** BEGIN MATERIAL FOR THIS TASK **

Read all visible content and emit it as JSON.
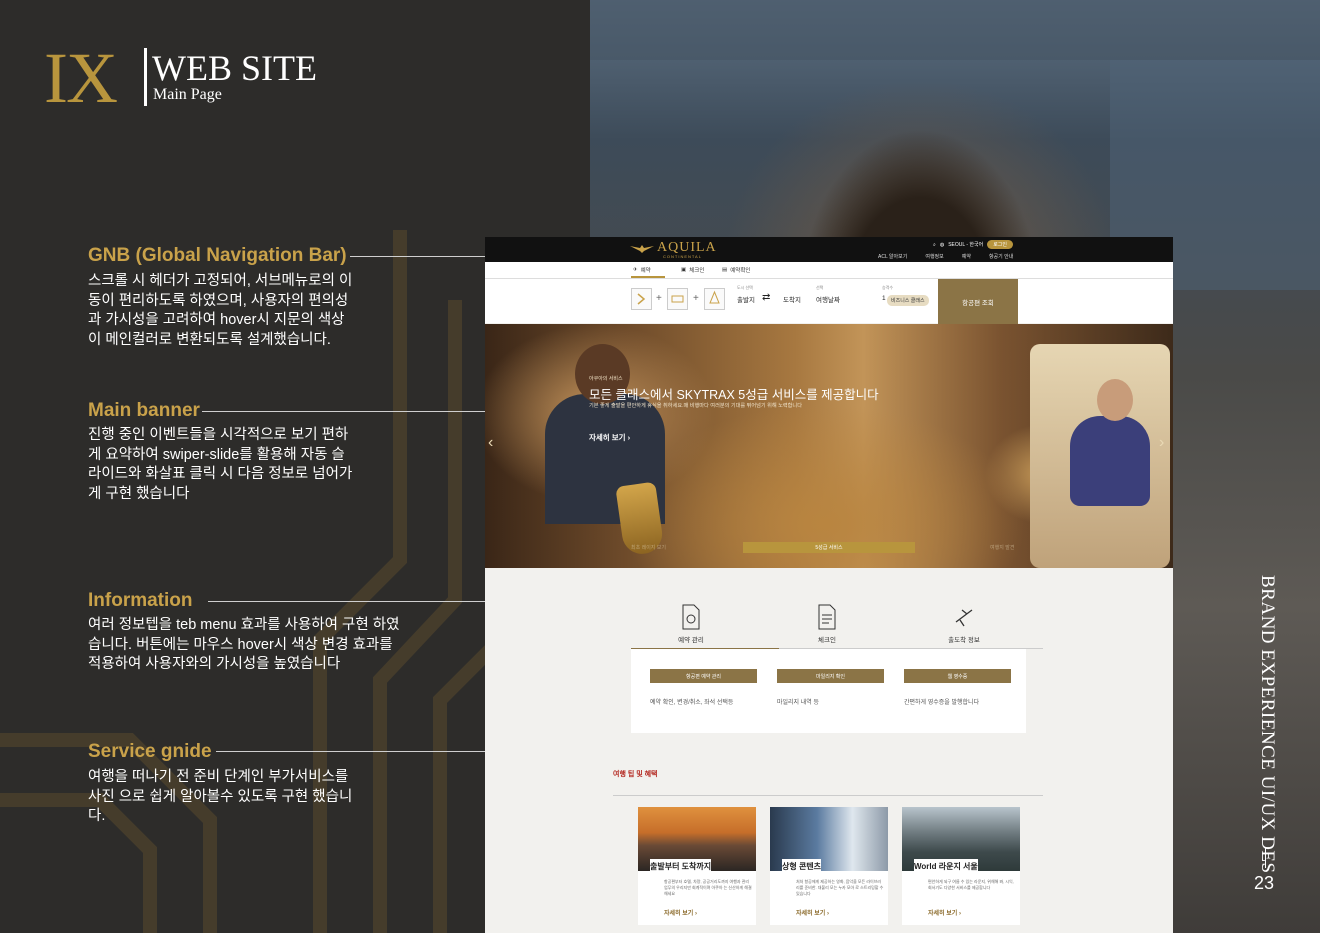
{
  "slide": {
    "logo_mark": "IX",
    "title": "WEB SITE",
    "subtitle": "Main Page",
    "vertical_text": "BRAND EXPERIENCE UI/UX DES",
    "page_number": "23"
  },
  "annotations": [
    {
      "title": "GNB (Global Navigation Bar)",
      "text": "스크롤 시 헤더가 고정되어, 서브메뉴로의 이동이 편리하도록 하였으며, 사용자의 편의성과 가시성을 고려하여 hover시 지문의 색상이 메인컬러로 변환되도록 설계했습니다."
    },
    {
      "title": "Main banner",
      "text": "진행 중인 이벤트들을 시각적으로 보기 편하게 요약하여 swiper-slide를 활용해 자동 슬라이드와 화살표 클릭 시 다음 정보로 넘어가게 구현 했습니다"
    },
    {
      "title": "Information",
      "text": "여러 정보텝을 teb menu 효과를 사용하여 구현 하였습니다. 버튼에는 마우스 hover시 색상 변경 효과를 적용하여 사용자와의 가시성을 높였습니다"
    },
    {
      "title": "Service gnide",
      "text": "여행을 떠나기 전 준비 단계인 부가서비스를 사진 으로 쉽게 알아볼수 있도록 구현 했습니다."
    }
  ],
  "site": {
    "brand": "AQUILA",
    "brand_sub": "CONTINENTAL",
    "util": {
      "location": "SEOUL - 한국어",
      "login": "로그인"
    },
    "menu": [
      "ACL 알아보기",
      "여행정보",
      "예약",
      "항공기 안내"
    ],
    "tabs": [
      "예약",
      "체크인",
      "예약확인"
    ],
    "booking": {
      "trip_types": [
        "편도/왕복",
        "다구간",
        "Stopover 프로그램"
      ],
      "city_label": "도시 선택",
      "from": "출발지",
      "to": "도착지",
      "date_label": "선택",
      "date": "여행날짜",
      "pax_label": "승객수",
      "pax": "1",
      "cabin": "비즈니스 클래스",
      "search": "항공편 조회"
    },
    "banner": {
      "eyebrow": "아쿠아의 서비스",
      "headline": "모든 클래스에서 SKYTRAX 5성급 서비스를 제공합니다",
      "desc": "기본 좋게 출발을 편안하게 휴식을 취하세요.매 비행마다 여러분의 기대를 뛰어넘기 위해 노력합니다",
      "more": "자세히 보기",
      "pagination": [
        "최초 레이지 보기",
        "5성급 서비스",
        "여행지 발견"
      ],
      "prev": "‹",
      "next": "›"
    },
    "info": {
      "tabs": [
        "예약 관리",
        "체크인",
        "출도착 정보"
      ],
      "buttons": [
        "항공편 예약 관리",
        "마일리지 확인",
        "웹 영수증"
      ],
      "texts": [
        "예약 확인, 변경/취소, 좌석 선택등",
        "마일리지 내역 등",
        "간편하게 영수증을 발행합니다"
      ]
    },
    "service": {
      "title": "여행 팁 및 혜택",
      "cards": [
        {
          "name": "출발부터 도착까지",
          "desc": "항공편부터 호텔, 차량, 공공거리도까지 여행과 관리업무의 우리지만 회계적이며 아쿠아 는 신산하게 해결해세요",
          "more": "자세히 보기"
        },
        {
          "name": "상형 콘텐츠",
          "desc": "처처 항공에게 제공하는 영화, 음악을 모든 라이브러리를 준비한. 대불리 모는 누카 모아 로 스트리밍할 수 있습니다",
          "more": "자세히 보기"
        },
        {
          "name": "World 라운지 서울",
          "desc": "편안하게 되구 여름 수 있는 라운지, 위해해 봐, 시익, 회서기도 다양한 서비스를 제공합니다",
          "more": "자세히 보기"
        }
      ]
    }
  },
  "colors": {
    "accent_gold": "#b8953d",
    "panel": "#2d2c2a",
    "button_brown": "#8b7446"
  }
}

** END MATERIAL FOR THIS TASK **

### TASK BRIEF:
Quote each line of the listing exactly, but leave the pictures out.

### CORRECT ANSWER:
Read all visible content and emit it as JSON.
{
  "slide": {
    "logo_mark": "IX",
    "title": "WEB SITE",
    "subtitle": "Main Page",
    "vertical_text": "BRAND EXPERIENCE UI/UX DES",
    "page_number": "23"
  },
  "annotations": [
    {
      "title": "GNB (Global Navigation Bar)",
      "text": "스크롤 시 헤더가 고정되어, 서브메뉴로의 이동이 편리하도록 하였으며, 사용자의 편의성과 가시성을 고려하여 hover시 지문의 색상이 메인컬러로 변환되도록 설계했습니다."
    },
    {
      "title": "Main banner",
      "text": "진행 중인 이벤트들을 시각적으로 보기 편하게 요약하여 swiper-slide를 활용해 자동 슬라이드와 화살표 클릭 시 다음 정보로 넘어가게 구현 했습니다"
    },
    {
      "title": "Information",
      "text": "여러 정보텝을 teb menu 효과를 사용하여 구현 하였습니다. 버튼에는 마우스 hover시 색상 변경 효과를 적용하여 사용자와의 가시성을 높였습니다"
    },
    {
      "title": "Service gnide",
      "text": "여행을 떠나기 전 준비 단계인 부가서비스를 사진 으로 쉽게 알아볼수 있도록 구현 했습니다."
    }
  ],
  "site": {
    "brand": "AQUILA",
    "brand_sub": "CONTINENTAL",
    "util": {
      "location": "SEOUL - 한국어",
      "login": "로그인"
    },
    "menu": [
      "ACL 알아보기",
      "여행정보",
      "예약",
      "항공기 안내"
    ],
    "tabs": [
      "예약",
      "체크인",
      "예약확인"
    ],
    "booking": {
      "trip_types": [
        "편도/왕복",
        "다구간",
        "Stopover 프로그램"
      ],
      "city_label": "도시 선택",
      "from": "출발지",
      "to": "도착지",
      "date_label": "선택",
      "date": "여행날짜",
      "pax_label": "승객수",
      "pax": "1",
      "cabin": "비즈니스 클래스",
      "search": "항공편 조회"
    },
    "banner": {
      "eyebrow": "아쿠아의 서비스",
      "headline": "모든 클래스에서 SKYTRAX 5성급 서비스를 제공합니다",
      "desc": "기본 좋게 출발을 편안하게 휴식을 취하세요.매 비행마다 여러분의 기대를 뛰어넘기 위해 노력합니다",
      "more": "자세히 보기",
      "pagination": [
        "최초 레이지 보기",
        "5성급 서비스",
        "여행지 발견"
      ],
      "prev": "‹",
      "next": "›"
    },
    "info": {
      "tabs": [
        "예약 관리",
        "체크인",
        "출도착 정보"
      ],
      "buttons": [
        "항공편 예약 관리",
        "마일리지 확인",
        "웹 영수증"
      ],
      "texts": [
        "예약 확인, 변경/취소, 좌석 선택등",
        "마일리지 내역 등",
        "간편하게 영수증을 발행합니다"
      ]
    },
    "service": {
      "title": "여행 팁 및 혜택",
      "cards": [
        {
          "name": "출발부터 도착까지",
          "desc": "항공편부터 호텔, 차량, 공공거리도까지 여행과 관리업무의 우리지만 회계적이며 아쿠아 는 신산하게 해결해세요",
          "more": "자세히 보기"
        },
        {
          "name": "상형 콘텐츠",
          "desc": "처처 항공에게 제공하는 영화, 음악을 모든 라이브러리를 준비한. 대불리 모는 누카 모아 로 스트리밍할 수 있습니다",
          "more": "자세히 보기"
        },
        {
          "name": "World 라운지 서울",
          "desc": "편안하게 되구 여름 수 있는 라운지, 위해해 봐, 시익, 회서기도 다양한 서비스를 제공합니다",
          "more": "자세히 보기"
        }
      ]
    }
  },
  "colors": {
    "accent_gold": "#b8953d",
    "panel": "#2d2c2a",
    "button_brown": "#8b7446"
  }
}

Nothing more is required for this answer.